Satuk Buğra Han hakkındaki metne göre, Satuk Buğra Han Müslüman olduğunda hangi ismi aldı? Lütfen kısaca yanıtlayın.

### Okuma metni
════════

ABDÜLKERİM SATUK BUĞRA HAN - kainatingunesi.com

 ABDÜLKERİM SATUK BUĞRA HAN

İlk Müslüman-Türk hükümdarı. Babası; bugün Doğu Türkistan sınırları dahilinde bulunan Kaşgar şehri civarında hükümran olan Karahanlı Devleti hükümdar ailesinden Bezir Arslan Han; onun da babası, Bilge Mançur Kadir Han idi.

Soyları, Afrasiyab bin Beşen vasıtasıyla Türk bin Yafes bin Nun aleyhisselama ulaşmaktadır. 829 (H.245) yılında bir Karahanlı şehzadesi olarak doğan Satuk Buğra Han, babası Bezir Han’ın ölümü üzerine, amcası Ogulcak Kadir Han’la evlenen annesinin himayesinde büyüdü. 12 yaşlarında iken Müslüman olmakla sereflenip Abdülkerim ismini aldi. 25 yasinda iken İslam nîmetine kavuştuğunu herkese ilan etti. 26 yaşında iken, putperest olan amcasını öldürüp Karahanlı tahtını ele geçirdi. ilk, Müslüman-Türk hükümdarı oldu. 70 yıl hakanlık yaptı. Güzel idaresi, kavminden binlerce kimsenin Müslüman olmasına sebeb oldu. 955-956 (H.344) senesinde, Kasgar civarında bulunan Artuc kasabasında vefat edip oraya defnedildi.

Abdülkerim Satuk Buğra Han’ın Müslüman olması hususunda, tarihçiler çeşitli bilgiler vermektedir. Bunlardan Müneccimbaşı, “Cami-ud-düvel” adlı eserinde; “Karahanlılardan ilk Müslüman olan, Satuk Buğra Kara Han’dir. Onun Müslüman olmasının sebebi şöyledir: O, rüyâsında bir zat gördü. Bu zat ona; “Müslüman ol, dünyada ve âhirette selamete erersin” dedi. Bunun üzerine rüyâsında Müslüman oldu. Sabahleyin uyanınca, İslamiyet’i kabul edip Müslüman olduğunu açıkladı. Satuk Buğra Han, vefat edince, yerine oğlu Musa bin Satuk geçti. Bundan sonra onun oğlu Ali bin Musa, sonra bunun oğlu Nasr Arslan hükümdar oldu…” demektedir.

════════

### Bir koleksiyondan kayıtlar
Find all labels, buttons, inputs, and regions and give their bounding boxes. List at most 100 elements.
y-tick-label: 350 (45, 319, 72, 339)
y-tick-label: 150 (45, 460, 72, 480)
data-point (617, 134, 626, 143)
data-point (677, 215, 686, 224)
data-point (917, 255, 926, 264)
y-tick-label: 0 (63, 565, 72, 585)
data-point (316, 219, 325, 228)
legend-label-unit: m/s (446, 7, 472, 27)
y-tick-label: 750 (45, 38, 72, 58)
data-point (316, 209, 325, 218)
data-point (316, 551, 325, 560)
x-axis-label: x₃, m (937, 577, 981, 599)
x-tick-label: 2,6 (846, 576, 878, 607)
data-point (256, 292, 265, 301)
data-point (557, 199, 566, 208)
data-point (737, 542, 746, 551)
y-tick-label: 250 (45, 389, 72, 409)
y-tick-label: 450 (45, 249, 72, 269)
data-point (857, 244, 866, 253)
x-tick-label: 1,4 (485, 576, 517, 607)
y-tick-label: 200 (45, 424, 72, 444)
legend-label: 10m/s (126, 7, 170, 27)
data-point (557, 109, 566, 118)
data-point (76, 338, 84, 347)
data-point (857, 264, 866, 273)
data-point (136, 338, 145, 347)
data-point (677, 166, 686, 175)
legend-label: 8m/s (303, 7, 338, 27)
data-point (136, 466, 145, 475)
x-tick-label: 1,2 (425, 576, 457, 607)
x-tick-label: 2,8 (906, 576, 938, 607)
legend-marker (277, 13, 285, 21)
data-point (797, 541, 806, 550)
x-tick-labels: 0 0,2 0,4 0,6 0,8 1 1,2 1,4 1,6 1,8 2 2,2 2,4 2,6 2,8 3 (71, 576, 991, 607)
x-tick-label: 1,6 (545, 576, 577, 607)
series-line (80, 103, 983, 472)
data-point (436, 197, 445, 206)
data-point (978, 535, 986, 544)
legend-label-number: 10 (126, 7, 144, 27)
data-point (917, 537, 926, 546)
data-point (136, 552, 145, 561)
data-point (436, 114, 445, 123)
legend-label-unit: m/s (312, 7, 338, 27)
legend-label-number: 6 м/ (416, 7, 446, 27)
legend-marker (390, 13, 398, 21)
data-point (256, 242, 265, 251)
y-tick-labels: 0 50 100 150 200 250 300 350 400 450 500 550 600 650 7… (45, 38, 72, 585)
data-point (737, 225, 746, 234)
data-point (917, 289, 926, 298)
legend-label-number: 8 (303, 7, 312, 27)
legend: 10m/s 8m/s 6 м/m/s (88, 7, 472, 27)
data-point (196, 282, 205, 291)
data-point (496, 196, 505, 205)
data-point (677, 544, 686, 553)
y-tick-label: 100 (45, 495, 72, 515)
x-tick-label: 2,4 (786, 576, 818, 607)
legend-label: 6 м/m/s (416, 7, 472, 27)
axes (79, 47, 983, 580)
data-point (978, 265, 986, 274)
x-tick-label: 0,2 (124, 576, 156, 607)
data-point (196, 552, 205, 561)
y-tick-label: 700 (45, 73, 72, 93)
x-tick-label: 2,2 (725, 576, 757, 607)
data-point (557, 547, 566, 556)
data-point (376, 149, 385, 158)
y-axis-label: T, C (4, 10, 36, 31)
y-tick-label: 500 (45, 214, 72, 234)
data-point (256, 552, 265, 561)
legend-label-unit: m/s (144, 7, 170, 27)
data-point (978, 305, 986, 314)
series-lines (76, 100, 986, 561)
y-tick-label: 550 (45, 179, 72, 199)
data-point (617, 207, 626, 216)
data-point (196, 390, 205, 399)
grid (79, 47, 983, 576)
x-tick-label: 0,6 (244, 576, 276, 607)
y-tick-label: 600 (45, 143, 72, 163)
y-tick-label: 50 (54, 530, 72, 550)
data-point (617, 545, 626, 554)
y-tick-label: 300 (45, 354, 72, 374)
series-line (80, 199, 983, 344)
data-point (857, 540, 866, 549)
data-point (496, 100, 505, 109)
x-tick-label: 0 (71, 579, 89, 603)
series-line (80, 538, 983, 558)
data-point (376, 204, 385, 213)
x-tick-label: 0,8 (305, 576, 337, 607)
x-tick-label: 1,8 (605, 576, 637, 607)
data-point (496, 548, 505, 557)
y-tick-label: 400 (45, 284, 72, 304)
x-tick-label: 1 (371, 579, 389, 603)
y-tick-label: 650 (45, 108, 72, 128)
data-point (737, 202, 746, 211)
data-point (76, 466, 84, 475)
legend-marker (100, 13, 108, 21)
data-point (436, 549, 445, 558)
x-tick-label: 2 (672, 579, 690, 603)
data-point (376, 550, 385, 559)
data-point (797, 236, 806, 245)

════════

### Görevin çözümü
Abdülkerim ismini aldı.